> Extracted records:
((

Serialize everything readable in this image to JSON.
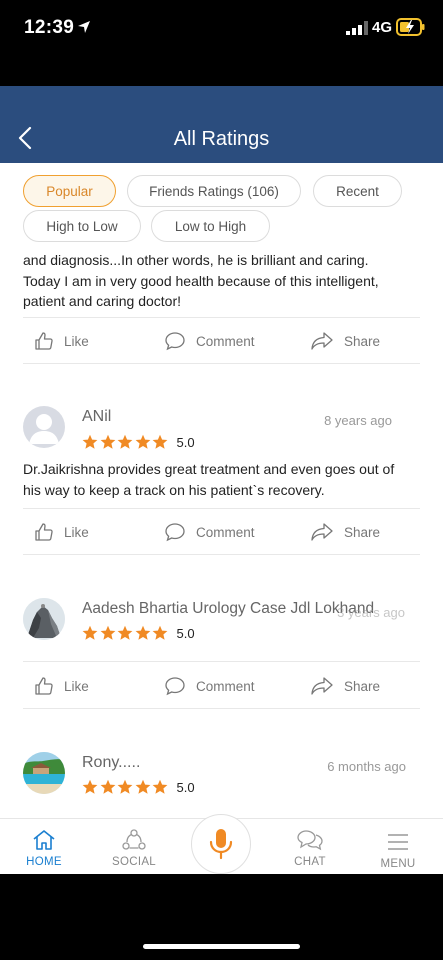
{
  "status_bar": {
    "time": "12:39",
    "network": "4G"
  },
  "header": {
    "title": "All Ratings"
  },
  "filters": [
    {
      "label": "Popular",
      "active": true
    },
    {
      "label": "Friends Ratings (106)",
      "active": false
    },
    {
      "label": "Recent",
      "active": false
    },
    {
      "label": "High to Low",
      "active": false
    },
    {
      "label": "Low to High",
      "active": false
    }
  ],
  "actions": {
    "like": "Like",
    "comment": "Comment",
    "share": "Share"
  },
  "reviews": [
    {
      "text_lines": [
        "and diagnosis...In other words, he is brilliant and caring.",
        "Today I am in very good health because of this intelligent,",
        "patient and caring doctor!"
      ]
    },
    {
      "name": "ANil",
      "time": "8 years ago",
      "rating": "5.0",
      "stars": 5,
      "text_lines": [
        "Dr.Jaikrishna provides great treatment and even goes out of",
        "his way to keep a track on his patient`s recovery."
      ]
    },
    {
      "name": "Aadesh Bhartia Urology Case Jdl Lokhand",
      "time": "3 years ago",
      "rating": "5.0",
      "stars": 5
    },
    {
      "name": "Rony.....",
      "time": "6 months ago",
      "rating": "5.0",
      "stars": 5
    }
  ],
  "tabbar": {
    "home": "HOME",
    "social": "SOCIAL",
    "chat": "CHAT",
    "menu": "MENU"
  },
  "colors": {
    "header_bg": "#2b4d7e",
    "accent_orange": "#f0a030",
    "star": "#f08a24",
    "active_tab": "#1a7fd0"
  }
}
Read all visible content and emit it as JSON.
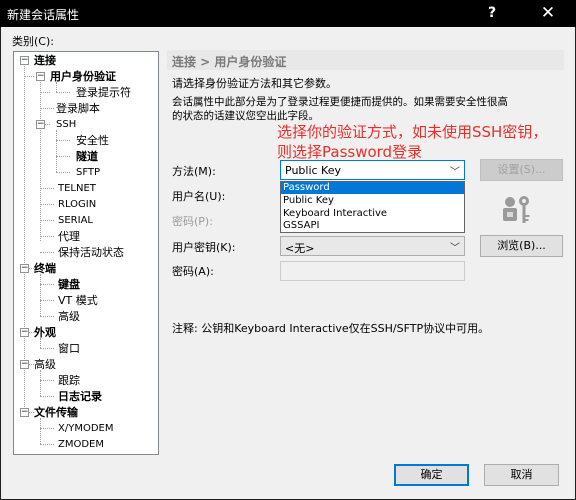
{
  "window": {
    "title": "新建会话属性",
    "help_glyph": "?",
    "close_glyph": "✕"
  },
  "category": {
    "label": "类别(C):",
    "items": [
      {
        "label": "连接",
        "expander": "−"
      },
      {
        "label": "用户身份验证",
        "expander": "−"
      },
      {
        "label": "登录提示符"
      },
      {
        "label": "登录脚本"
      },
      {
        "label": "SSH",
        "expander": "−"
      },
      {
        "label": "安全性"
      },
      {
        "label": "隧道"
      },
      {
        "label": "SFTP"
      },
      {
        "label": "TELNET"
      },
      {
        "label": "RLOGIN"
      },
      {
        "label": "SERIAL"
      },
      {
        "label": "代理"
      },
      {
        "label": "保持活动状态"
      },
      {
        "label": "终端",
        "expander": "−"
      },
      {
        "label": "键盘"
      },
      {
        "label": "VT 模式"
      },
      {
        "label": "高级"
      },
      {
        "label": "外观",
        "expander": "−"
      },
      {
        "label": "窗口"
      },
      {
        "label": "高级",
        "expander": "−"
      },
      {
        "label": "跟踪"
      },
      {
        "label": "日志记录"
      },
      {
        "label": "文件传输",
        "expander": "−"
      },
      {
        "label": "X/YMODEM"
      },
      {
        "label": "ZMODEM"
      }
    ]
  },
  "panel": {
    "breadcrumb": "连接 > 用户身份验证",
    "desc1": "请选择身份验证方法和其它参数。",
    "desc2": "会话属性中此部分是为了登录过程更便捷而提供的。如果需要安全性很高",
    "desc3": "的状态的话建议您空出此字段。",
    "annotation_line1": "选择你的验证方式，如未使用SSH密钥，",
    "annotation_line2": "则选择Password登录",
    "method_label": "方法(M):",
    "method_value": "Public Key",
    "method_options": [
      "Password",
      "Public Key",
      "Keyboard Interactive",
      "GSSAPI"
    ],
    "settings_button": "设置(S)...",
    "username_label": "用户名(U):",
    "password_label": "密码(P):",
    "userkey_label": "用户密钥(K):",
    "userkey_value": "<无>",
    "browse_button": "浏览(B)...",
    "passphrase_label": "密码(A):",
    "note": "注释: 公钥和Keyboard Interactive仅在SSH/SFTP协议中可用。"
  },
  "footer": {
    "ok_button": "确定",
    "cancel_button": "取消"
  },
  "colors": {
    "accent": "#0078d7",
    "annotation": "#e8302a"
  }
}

))

> WHAT YOU ARE ASKED TO DO: In the listing, find every line containing the word "patient" and list it.

> SOLUTION FOR THIS TASK:
        "patient and caring doctor!"
        "his way to keep a track on his patient`s recovery."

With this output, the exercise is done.